Por Santiago De Luca (*)

Juan Goytisolo murió, hace unos días, en Marrakech, al lado de plaza Jemaa el-Fnaa, a la que unió su escritura. Casi ningún escritor contemporáneo practicó como él una otredad tan radical, un progresivo despojamiento de todo. Un tajo violento contra su país, su lengua, la religión y la sexualidad heredada. Tal vez, este camino haya empezado con la violencia de una bomba. Una madre que sale para ir al supermercado y no regresa nunca más. Luego sabría que había sido alcanzada por uno de los bombardeos de la aviación franquista sobre Barcelona. Pero ahí ya estaba el corte, la herida para siempre. Sin embargo, desde ese lugar de “maldición”, logró desplegar una escritura poderosa, que con el tiempo se fue alejando de los cánones realistas para inscribirse en la aventura cervantina de la incertidumbre.

Con el tiempo, se fueron suavizando algunas de sus expresiones. Pero nunca volvió atrás. Fue un disidente hasta el final. Incluso, disidente de algunos que decían disentir. Fue feroz en sus críticas. Dijo que España era “una madrastra inmunda, país de siervos y señores” o, en el comienzo de su libro “El conde don Julián” podemos leer algo similar: “Tierra ingrata entre todas, espuria y mezquina, jamás volveré a ti”. Y no regresó. Sin embargo, hace un año, cuando lo entrevisté en su casa de Marrakech, algo de nostalgia había en su rostro y en su voz. Hablar de Argentina, sospecho, era una manera indirecta de practicar esa nostalgia de España difícil de admitir para quien llevaba toda una vida siendo atacado (y atacando) por “traidor”, como su personaje el conde don Julián (**), a la nacionalidad.

Cuando le pregunté, para este diario, qué pensaba ahora de España, que a pesar de sus críticas le había dado todos los reconocimientos literarios, respondió, después de hacer un silencio como buscando algo en su interior, “un país como otro, un país como otro”. Pero en el tono había algo que recordaba que había una pérdida. Hablando con él, se constataba que seguía la realidad literaria y política de España muy de cerca. Demasiado de cerca como para que fuera un país como otro para él. En su tono, aquel día, en una de las últimas entrevistas que concedió (y concedía muy pocas) se podía sentir que tuvo un país que le explotó con la bomba que mató a su madre y abrió la herida para que su literatura tuviera lugar. El niño no olvida.

• • • • • • •

Instrucciones.
1) Según el fragmento sobre Juan Goytisolo, ¿en qué ciudad murió el escritor?
2) Reescribe el tramo del fragmento sobre Juan Goytisolo que va desde "Con el tiempo, se" hasta "a la nacionalidad.", sustituyendo "nostalgia" por "añoranza".
Las líneas no tienen nada que ver con esto.

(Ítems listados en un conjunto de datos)
• • • • • • •

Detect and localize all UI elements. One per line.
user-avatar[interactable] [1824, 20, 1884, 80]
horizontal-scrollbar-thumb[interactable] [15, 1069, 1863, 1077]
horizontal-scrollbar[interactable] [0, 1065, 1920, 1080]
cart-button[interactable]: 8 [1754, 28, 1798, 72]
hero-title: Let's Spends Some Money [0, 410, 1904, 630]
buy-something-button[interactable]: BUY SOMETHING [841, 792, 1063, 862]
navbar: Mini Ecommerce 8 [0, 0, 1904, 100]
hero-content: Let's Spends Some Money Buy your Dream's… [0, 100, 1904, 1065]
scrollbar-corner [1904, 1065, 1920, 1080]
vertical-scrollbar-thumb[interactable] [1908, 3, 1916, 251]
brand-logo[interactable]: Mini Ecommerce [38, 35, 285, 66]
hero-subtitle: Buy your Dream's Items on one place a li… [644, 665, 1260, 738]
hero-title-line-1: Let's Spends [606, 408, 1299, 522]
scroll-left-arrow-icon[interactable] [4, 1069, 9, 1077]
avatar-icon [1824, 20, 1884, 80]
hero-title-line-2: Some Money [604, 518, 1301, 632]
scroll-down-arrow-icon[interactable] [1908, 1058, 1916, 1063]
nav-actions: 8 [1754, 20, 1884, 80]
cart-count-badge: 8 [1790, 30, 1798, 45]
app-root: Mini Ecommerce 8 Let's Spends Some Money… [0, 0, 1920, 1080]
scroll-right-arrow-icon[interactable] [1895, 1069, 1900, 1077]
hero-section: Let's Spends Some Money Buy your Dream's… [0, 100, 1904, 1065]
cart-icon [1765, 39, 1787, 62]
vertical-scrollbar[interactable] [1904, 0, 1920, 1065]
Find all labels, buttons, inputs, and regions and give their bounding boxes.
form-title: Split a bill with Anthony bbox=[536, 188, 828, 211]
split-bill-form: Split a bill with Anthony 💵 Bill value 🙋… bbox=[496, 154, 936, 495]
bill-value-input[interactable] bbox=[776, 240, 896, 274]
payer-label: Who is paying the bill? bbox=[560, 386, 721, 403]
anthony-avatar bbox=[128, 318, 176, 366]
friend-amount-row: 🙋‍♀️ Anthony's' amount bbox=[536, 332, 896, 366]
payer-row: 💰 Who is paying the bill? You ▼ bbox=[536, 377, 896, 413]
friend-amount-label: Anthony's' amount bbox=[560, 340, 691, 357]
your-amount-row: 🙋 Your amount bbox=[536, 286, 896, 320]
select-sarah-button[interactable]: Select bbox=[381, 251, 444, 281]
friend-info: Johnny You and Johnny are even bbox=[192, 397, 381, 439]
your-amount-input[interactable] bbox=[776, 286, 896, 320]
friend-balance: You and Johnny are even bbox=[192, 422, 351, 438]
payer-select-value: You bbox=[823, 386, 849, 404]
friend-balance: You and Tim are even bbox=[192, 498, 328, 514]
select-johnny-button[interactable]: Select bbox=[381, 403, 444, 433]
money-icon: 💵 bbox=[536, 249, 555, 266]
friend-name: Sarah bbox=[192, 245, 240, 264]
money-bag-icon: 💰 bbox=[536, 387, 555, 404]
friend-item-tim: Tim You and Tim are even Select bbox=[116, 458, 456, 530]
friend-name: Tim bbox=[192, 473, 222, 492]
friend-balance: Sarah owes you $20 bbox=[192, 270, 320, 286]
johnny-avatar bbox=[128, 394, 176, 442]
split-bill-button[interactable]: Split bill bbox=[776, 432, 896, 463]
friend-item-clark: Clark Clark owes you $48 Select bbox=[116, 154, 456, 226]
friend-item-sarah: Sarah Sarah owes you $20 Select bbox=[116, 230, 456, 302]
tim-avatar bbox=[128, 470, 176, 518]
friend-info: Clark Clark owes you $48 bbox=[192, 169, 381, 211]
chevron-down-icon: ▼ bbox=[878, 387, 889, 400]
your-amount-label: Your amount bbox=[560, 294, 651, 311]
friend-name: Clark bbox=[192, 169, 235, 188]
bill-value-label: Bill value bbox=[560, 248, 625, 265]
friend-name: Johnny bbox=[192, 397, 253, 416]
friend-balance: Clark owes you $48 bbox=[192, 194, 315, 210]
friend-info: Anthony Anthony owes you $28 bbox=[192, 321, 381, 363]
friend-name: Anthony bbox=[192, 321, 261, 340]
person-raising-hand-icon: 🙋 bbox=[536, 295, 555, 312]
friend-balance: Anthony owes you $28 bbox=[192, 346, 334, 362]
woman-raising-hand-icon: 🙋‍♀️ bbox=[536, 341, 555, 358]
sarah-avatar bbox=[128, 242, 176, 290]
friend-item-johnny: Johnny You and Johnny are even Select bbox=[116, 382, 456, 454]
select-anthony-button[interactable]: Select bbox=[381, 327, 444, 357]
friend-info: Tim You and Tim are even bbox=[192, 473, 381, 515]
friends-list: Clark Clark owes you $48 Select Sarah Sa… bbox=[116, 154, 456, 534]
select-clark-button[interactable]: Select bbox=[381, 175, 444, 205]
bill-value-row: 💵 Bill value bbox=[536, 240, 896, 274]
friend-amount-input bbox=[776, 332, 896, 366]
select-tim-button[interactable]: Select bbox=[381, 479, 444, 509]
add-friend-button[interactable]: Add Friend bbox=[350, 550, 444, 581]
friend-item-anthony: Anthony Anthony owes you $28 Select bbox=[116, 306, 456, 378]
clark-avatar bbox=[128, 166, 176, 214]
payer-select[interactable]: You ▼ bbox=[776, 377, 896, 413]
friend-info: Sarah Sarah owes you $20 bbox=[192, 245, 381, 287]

• • • • • • •

Respuestas finales.
1) En Marrakech.

2)
Con el tiempo, se fueron suavizando algunas de sus expresiones. Pero nunca volvió atrás. Fue un disidente hasta el final. Incluso, disidente de algunos que decían disentir. Fue feroz en sus críticas. Dijo que España era “una madrastra inmunda, país de siervos y señores” o, en el comienzo de su libro “El conde don Julián” podemos leer algo similar: “Tierra ingrata entre todas, espuria y mezquina, jamás volveré a ti”. Y no regresó. Sin embargo, hace un año, cuando lo entrevisté en su casa de Marrakech, algo de añoranza había en su rostro y en su voz. Hablar de Argentina, sospecho, era una manera indirecta de practicar esa añoranza de España difícil de admitir para quien llevaba toda una vida siendo atacado (y atacando) por “traidor”, como su personaje el conde don Julián (**), a la nacionalidad.